Report every line below that holds the word "title".

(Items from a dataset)
########

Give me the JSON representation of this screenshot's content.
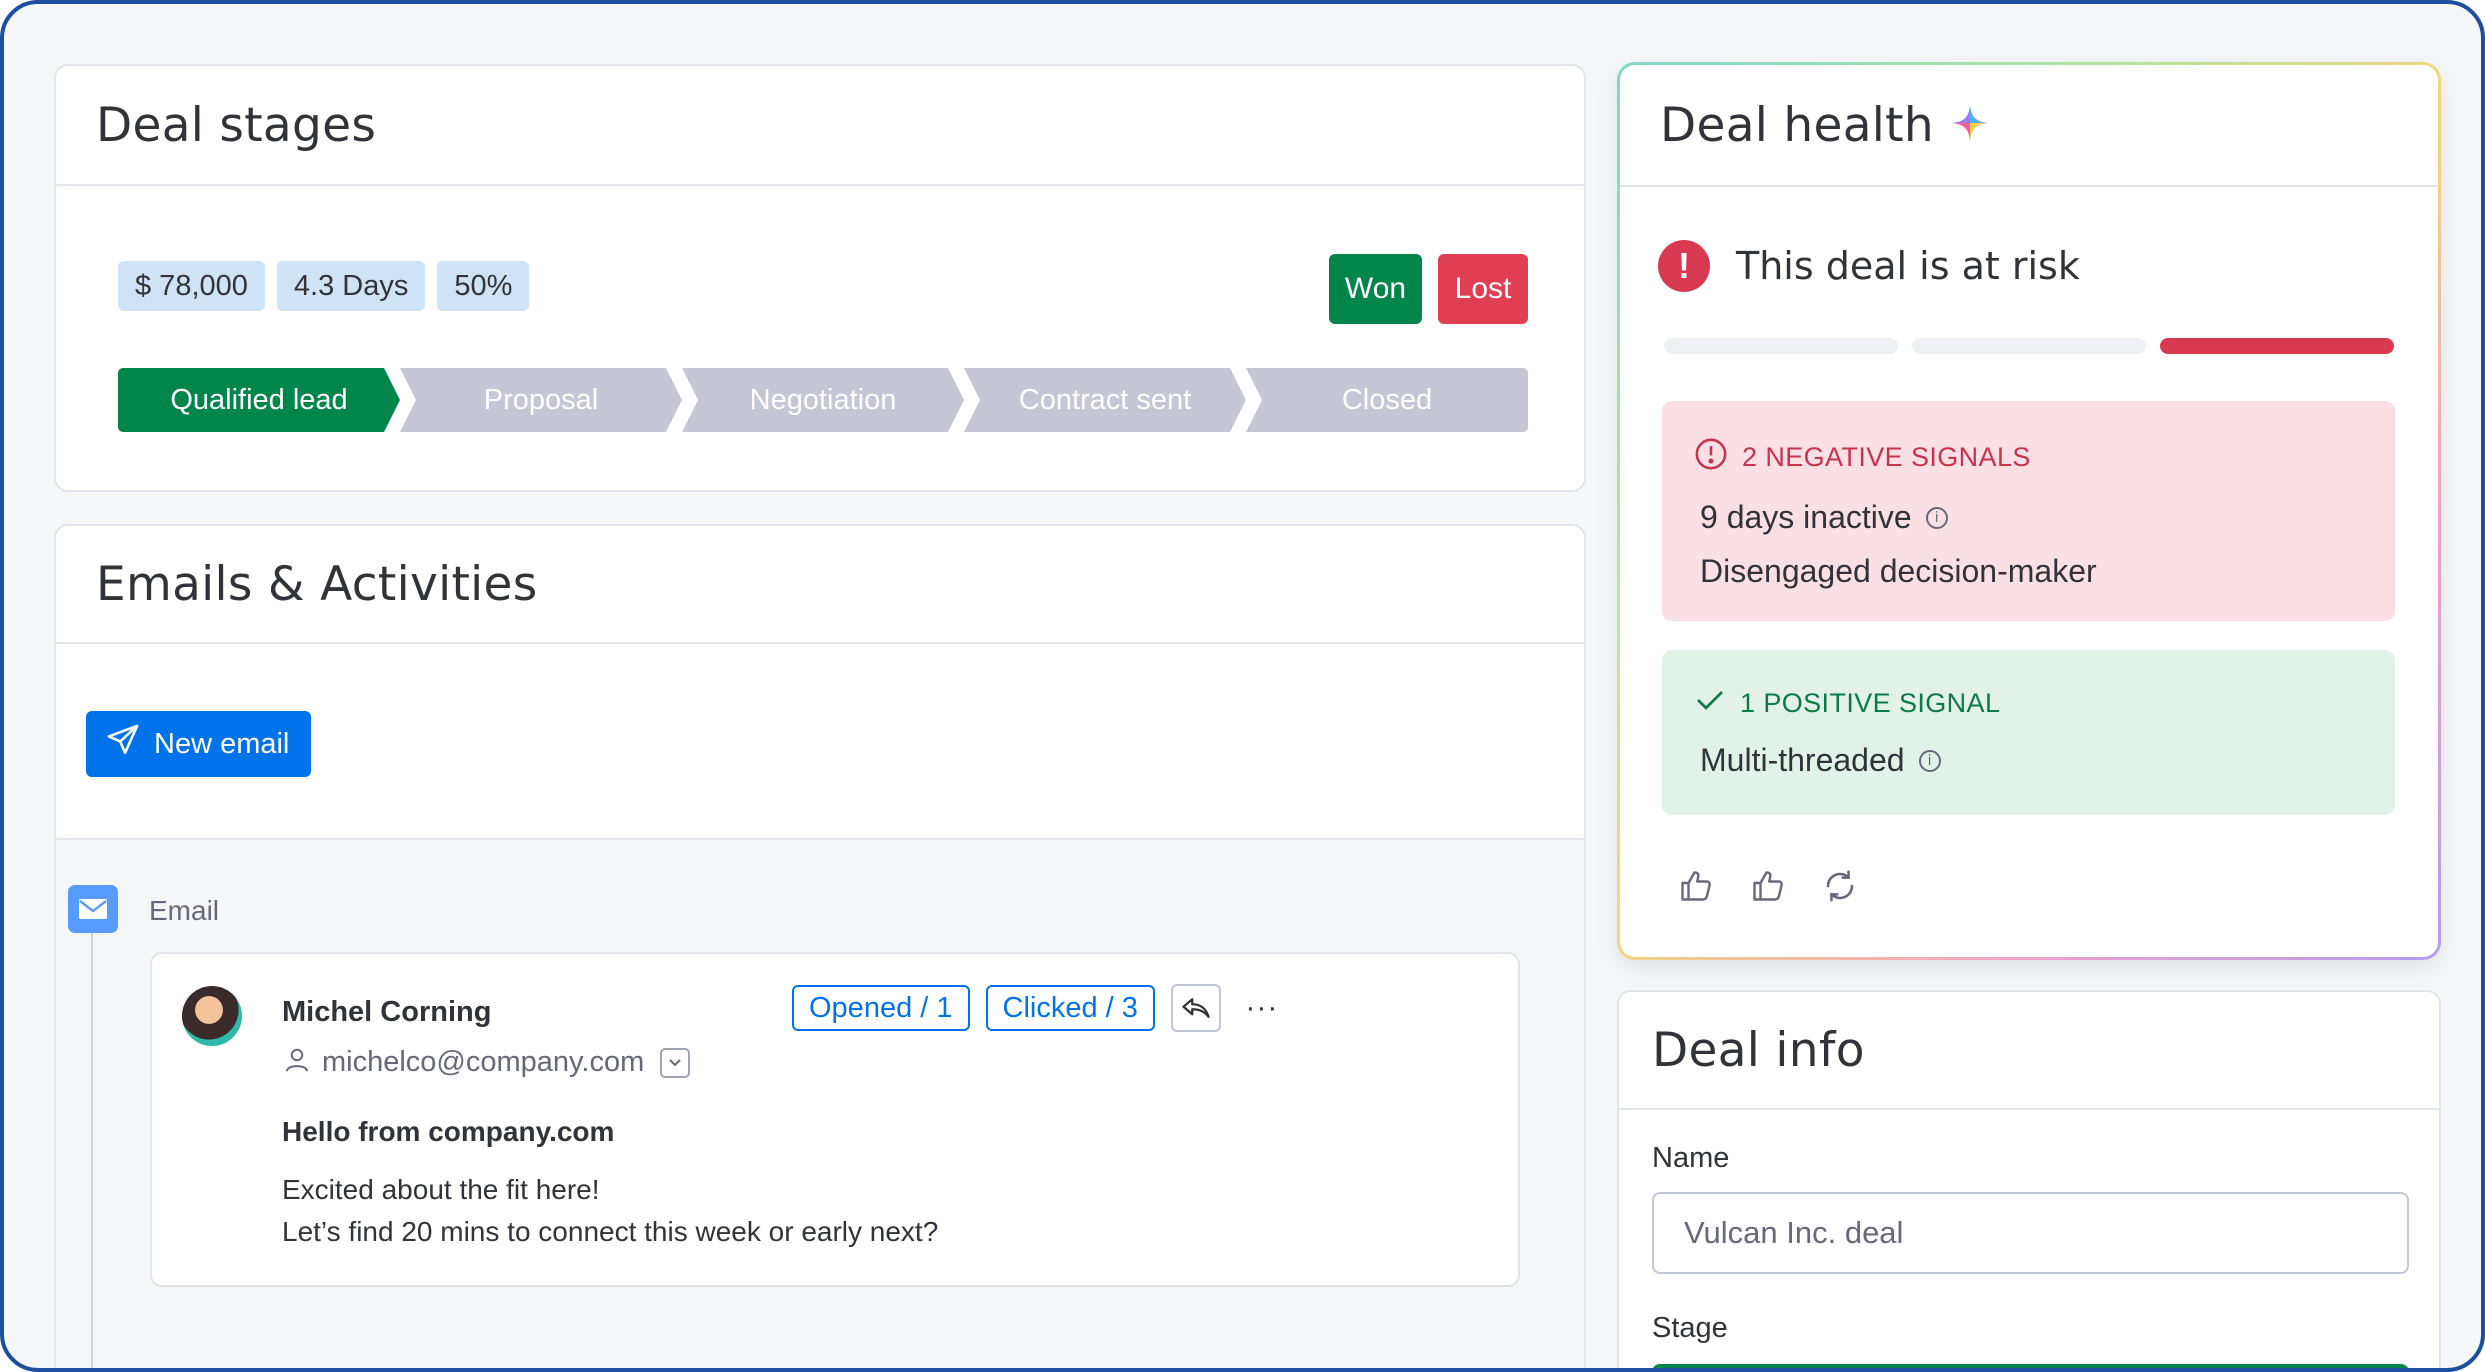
{
  "deal_stages": {
    "title": "Deal stages",
    "badges": [
      "$ 78,000",
      "4.3 Days",
      "50%"
    ],
    "won_label": "Won",
    "lost_label": "Lost",
    "stages": [
      "Qualified lead",
      "Proposal",
      "Negotiation",
      "Contract sent",
      "Closed"
    ],
    "active_stage": "Qualified lead"
  },
  "emails": {
    "title": "Emails & Activities",
    "new_email_label": "New email",
    "activity_type": "Email",
    "item": {
      "sender_name": "Michel Corning",
      "sender_email": "michelco@company.com",
      "opened_tag": "Opened / 1",
      "clicked_tag": "Clicked / 3",
      "more": "···",
      "subject": "Hello from company.com",
      "body_lines": [
        "Excited about the fit here!",
        "Let’s find 20 mins to connect this week or early next?"
      ]
    }
  },
  "deal_health": {
    "title": "Deal health",
    "status": "This deal is at risk",
    "risk_level": "3 of 3 segments (high)",
    "negative": {
      "heading": "2 NEGATIVE SIGNALS",
      "items": [
        "9 days inactive",
        "Disengaged decision-maker"
      ]
    },
    "positive": {
      "heading": "1 POSITIVE SIGNAL",
      "items": [
        "Multi-threaded"
      ]
    }
  },
  "deal_info": {
    "title": "Deal info",
    "name_label": "Name",
    "name_value": "Vulcan Inc. deal",
    "stage_label": "Stage"
  },
  "colors": {
    "primary": "#0073ea",
    "won": "#00854d",
    "lost": "#e03e52",
    "risk": "#d83a52",
    "frame_border": "#1d4fa0"
  }
}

########

**OUTPUT FOR THIS EXERCISE**.
    "title": "Deal stages",
    "title": "Emails & Activities",
    "title": "Deal health",
    "title": "Deal info",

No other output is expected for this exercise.